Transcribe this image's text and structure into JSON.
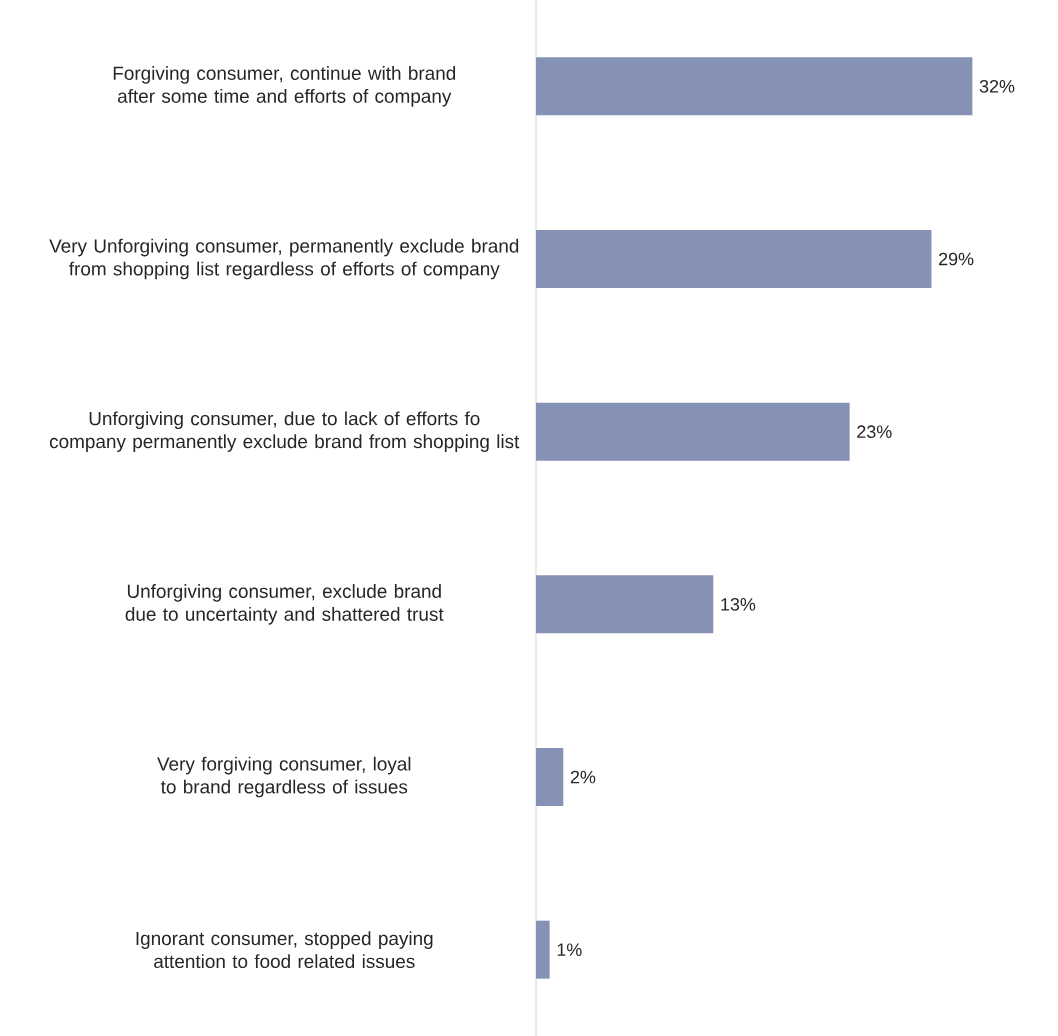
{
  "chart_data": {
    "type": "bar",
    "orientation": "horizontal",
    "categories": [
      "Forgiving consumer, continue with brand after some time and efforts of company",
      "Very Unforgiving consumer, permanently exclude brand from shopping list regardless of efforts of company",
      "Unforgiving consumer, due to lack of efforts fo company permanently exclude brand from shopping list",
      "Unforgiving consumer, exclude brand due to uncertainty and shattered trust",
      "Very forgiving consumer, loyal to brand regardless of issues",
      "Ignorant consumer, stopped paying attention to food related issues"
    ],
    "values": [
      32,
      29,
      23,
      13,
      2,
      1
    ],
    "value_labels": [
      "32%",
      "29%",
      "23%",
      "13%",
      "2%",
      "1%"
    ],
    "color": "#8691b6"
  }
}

------------------------------------------------

Copy the records above exactly, omitting every picture.

Transcribe this image's text and structure into JSON.
{
  "chart_data": {
    "type": "bar",
    "orientation": "horizontal",
    "categories": [
      "Forgiving consumer, continue with brand after some time and efforts of company",
      "Very Unforgiving consumer, permanently exclude brand from shopping list regardless of efforts of company",
      "Unforgiving consumer, due to lack of efforts fo company permanently exclude brand from shopping list",
      "Unforgiving consumer, exclude brand due to uncertainty and shattered trust",
      "Very forgiving consumer, loyal to brand regardless of issues",
      "Ignorant consumer, stopped paying attention to food related issues"
    ],
    "values": [
      32,
      29,
      23,
      13,
      2,
      1
    ],
    "value_labels": [
      "32%",
      "29%",
      "23%",
      "13%",
      "2%",
      "1%"
    ],
    "color": "#8691b6"
  }
}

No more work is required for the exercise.